• **EXERCISE AIM**
Rewrite the lines below as a Markdown table with the columns No. and Entry, starting at the line that has "222, 307, 353]" and stopping after the line that has "63, 204, 85]". Number each line in order and skip any blank lines.

• **PROVIDED DATA**
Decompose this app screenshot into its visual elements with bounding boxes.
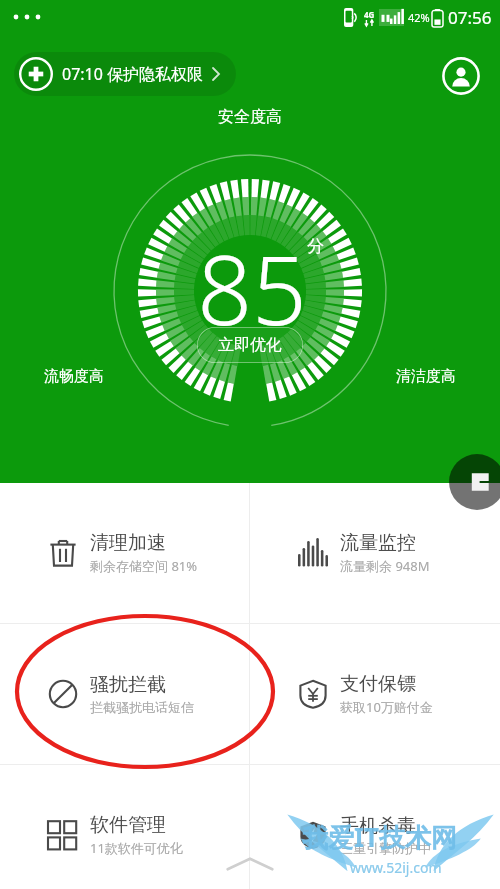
staticText: 85	[197, 222, 307, 353]
staticText: 4G	[364, 9, 375, 20]
staticText: www.52ij.com	[350, 858, 442, 877]
staticText: 安全度高	[218, 107, 282, 127]
staticText: 立即优化	[218, 335, 282, 355]
staticText: 42%	[408, 10, 430, 25]
button[interactable]: 流量监控	[250, 483, 500, 623]
staticText: 手机杀毒	[340, 814, 416, 838]
button[interactable]: Profile	[442, 57, 480, 95]
staticText: 剩余存储空间 81%	[90, 557, 198, 575]
staticText: 分	[307, 236, 324, 257]
staticText: 三重引擎防护中	[340, 840, 431, 856]
button[interactable]: 07:10 保护隐私权限	[14, 52, 236, 96]
staticText: 11款软件可优化	[90, 839, 183, 857]
staticText: 拦截骚扰电话短信	[90, 699, 194, 715]
staticText: 07:10 保护隐私权限	[62, 63, 204, 85]
staticText: 骚扰拦截	[90, 673, 166, 697]
staticText: 我爱IT技术网	[302, 819, 458, 855]
button[interactable]: 手机杀毒	[250, 765, 500, 889]
staticText: 07:56	[448, 6, 492, 29]
staticText: 清洁度高	[396, 367, 456, 386]
button[interactable]: 立即优化	[197, 327, 303, 363]
staticText: 获取10万赔付金	[340, 698, 433, 716]
button[interactable]: 支付保镖	[250, 624, 500, 764]
button[interactable]: Assistant	[449, 454, 500, 510]
staticText: 流畅度高	[44, 367, 104, 386]
staticText: 清理加速	[90, 531, 166, 555]
staticText: 支付保镖	[340, 672, 416, 696]
button[interactable]: Expand	[222, 852, 278, 876]
button[interactable]: 软件管理	[0, 765, 250, 889]
staticText: 流量剩余 948M	[340, 557, 430, 575]
staticText: 流量监控	[340, 531, 416, 555]
staticText: 软件管理	[90, 813, 166, 837]
button[interactable]: 骚扰拦截	[0, 624, 250, 764]
button[interactable]: 清理加速	[0, 483, 250, 623]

• **CORRECT OUTPUT**
| No. | Entry |
|---|---|
| 1 | staticText: 85	[197, 222, 307, 353] |
| 2 | staticText: 4G	[364, 9, 375, 20] |
| 3 | staticText: www.52ij.com	[350, 858, 442, 877] |
| 4 | staticText: 安全度高	[218, 107, 282, 127] |
| 5 | staticText: 立即优化	[218, 335, 282, 355] |
| 6 | staticText: 42%	[408, 10, 430, 25] |
| 7 | button[interactable]: 流量监控	[250, 483, 500, 623] |
| 8 | staticText: 手机杀毒	[340, 814, 416, 838] |
| 9 | button[interactable]: Profile	[442, 57, 480, 95] |
| 10 | staticText: 剩余存储空间 81%	[90, 557, 198, 575] |
| 11 | staticText: 分	[307, 236, 324, 257] |
| 12 | staticText: 三重引擎防护中	[340, 840, 431, 856] |
| 13 | button[interactable]: 07:10 保护隐私权限	[14, 52, 236, 96] |
| 14 | staticText: 11款软件可优化	[90, 839, 183, 857] |
| 15 | staticText: 拦截骚扰电话短信	[90, 699, 194, 715] |
| 16 | staticText: 07:10 保护隐私权限	[62, 63, 204, 85] |